THE REQUEST -> Starting from the line containing "What data populates", write out the rest of the entries exactly, through the final line, including nothing else.

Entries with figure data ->
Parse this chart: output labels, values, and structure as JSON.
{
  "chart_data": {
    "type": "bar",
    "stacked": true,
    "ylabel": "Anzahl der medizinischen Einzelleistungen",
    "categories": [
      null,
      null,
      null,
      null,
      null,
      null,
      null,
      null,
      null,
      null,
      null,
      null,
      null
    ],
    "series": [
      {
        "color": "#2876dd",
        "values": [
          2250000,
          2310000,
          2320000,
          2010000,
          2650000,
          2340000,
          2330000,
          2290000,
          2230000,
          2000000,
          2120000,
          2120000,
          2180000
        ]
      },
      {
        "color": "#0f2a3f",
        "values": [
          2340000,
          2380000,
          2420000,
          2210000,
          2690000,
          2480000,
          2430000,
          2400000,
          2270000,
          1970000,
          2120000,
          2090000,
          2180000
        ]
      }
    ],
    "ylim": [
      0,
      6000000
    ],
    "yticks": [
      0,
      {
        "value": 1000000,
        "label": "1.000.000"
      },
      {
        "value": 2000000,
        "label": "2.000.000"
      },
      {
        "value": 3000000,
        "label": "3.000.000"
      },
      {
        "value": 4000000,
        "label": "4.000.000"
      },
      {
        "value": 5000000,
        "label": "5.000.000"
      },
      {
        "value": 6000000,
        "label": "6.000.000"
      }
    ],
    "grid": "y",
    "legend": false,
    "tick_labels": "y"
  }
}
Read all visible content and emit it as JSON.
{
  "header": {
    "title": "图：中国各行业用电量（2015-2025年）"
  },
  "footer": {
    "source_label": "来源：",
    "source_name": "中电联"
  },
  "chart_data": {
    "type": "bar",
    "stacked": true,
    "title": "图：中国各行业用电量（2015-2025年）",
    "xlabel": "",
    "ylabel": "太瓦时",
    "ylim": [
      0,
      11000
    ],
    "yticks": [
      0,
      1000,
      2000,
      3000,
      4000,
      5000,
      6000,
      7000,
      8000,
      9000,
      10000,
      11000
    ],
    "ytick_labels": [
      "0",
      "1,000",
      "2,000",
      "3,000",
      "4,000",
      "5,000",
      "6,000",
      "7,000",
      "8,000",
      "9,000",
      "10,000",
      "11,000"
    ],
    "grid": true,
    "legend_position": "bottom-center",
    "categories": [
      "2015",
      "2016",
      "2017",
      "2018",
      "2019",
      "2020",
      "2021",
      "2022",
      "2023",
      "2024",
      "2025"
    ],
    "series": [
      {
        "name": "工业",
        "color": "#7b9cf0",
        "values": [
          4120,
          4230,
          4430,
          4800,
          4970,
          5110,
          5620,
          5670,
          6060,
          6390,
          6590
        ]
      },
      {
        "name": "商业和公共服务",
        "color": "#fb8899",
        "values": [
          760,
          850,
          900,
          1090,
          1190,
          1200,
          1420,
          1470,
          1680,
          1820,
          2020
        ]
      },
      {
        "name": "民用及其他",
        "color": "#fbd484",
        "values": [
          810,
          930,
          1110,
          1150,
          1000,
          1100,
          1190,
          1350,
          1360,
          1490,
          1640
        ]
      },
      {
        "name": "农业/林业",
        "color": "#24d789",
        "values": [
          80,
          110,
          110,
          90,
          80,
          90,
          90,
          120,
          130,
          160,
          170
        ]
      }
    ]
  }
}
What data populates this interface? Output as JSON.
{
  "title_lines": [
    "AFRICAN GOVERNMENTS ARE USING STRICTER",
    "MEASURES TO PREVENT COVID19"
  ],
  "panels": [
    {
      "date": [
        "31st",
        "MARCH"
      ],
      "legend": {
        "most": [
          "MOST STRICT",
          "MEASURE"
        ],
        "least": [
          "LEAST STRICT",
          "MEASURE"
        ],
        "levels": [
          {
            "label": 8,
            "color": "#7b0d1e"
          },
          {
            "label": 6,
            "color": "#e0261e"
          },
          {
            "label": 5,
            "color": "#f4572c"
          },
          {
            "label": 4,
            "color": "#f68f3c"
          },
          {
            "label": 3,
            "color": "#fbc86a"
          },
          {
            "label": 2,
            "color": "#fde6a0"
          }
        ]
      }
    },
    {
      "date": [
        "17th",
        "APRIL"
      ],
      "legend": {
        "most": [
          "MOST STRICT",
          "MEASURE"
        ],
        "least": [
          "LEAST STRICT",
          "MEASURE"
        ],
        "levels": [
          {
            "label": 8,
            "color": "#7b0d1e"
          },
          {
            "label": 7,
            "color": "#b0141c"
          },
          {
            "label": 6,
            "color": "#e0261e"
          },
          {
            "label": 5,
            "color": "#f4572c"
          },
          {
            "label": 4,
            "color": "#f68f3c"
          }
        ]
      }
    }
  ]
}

ANSWER FOR THE TASK ->
What data populates this interface? Output as JSON.
{
  "title_lines": [
    "AFRICAN GOVERNMENTS ARE USING STRICTER",
    "MEASURES TO PREVENT COVID19"
  ],
  "panels": [
    {
      "date": [
        "31st",
        "MARCH"
      ],
      "legend": {
        "most": [
          "MOST STRICT",
          "MEASURE"
        ],
        "least": [
          "LEAST STRICT",
          "MEASURE"
        ],
        "levels": [
          {
            "label": 8,
            "color": "#7b0d1e"
          },
          {
            "label": 6,
            "color": "#e0261e"
          },
          {
            "label": 5,
            "color": "#f4572c"
          },
          {
            "label": 4,
            "color": "#f68f3c"
          },
          {
            "label": 3,
            "color": "#fbc86a"
          },
          {
            "label": 2,
            "color": "#fde6a0"
          }
        ]
      }
    },
    {
      "date": [
        "17th",
        "APRIL"
      ],
      "legend": {
        "most": [
          "MOST STRICT",
          "MEASURE"
        ],
        "least": [
          "LEAST STRICT",
          "MEASURE"
        ],
        "levels": [
          {
            "label": 8,
            "color": "#7b0d1e"
          },
          {
            "label": 7,
            "color": "#b0141c"
          },
          {
            "label": 6,
            "color": "#e0261e"
          },
          {
            "label": 5,
            "color": "#f4572c"
          },
          {
            "label": 4,
            "color": "#f68f3c"
          }
        ]
      }
    }
  ]
}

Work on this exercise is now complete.